WORK TO DO:
Leave out the pictures and reproduce all of the data exactly.

DATA TO USE:
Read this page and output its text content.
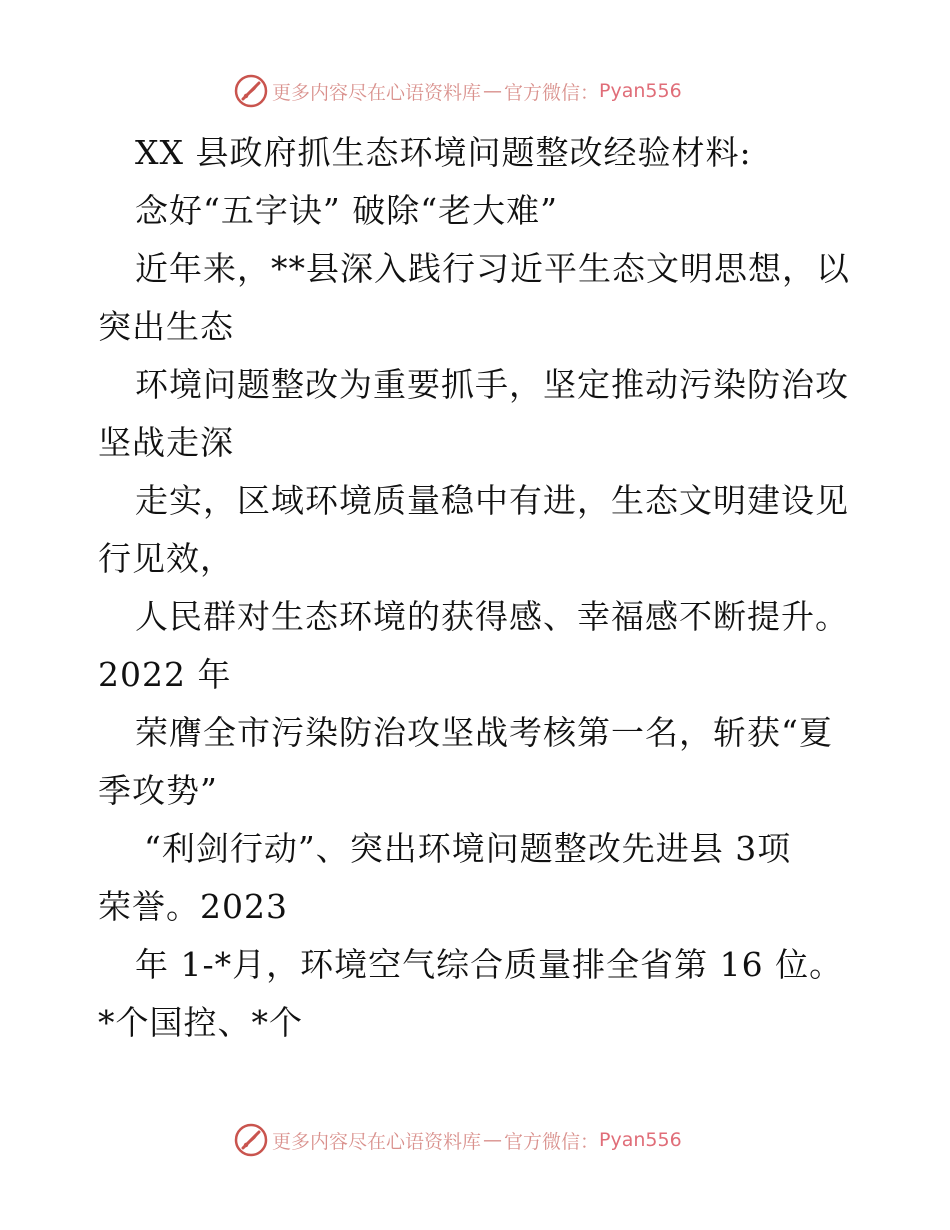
更多内容尽在心语资料库 — 官方微信： Pyan556
XX 县政府抓生态环境问题整改经验材料:
念好“五字诀” 破除“老大难”
近年来，**县深入践行习近平生态文明思想，以
突出生态
环境问题整改为重要抓手，坚定推动污染防治攻
坚战走深
走实，区域环境质量稳中有进，生态文明建设见
行见效，
人民群对生态环境的获得感、幸福感不断提升。
2022 年
荣膺全市污染防治攻坚战考核第一名，斩获“夏
季攻势”
“利剑行动”、突出环境问题整改先进县 3项
荣誉。2023
年 1-*月，环境空气综合质量排全省第 16 位。
*个国控、*个
更多内容尽在心语资料库 — 官方微信： Pyan556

REPLY TO THE TASK:
Read this page and output its text content.
更多内容尽在心语资料库 — 官方微信： Pyan556
XX 县政府抓生态环境问题整改经验材料:
念好“五字诀” 破除“老大难”
近年来，**县深入践行习近平生态文明思想，以
突出生态
环境问题整改为重要抓手，坚定推动污染防治攻
坚战走深
走实，区域环境质量稳中有进，生态文明建设见
行见效，
人民群对生态环境的获得感、幸福感不断提升。
2022 年
荣膺全市污染防治攻坚战考核第一名，斩获“夏
季攻势”
“利剑行动”、突出环境问题整改先进县 3项
荣誉。2023
年 1-*月，环境空气综合质量排全省第 16 位。
*个国控、*个
更多内容尽在心语资料库 — 官方微信： Pyan556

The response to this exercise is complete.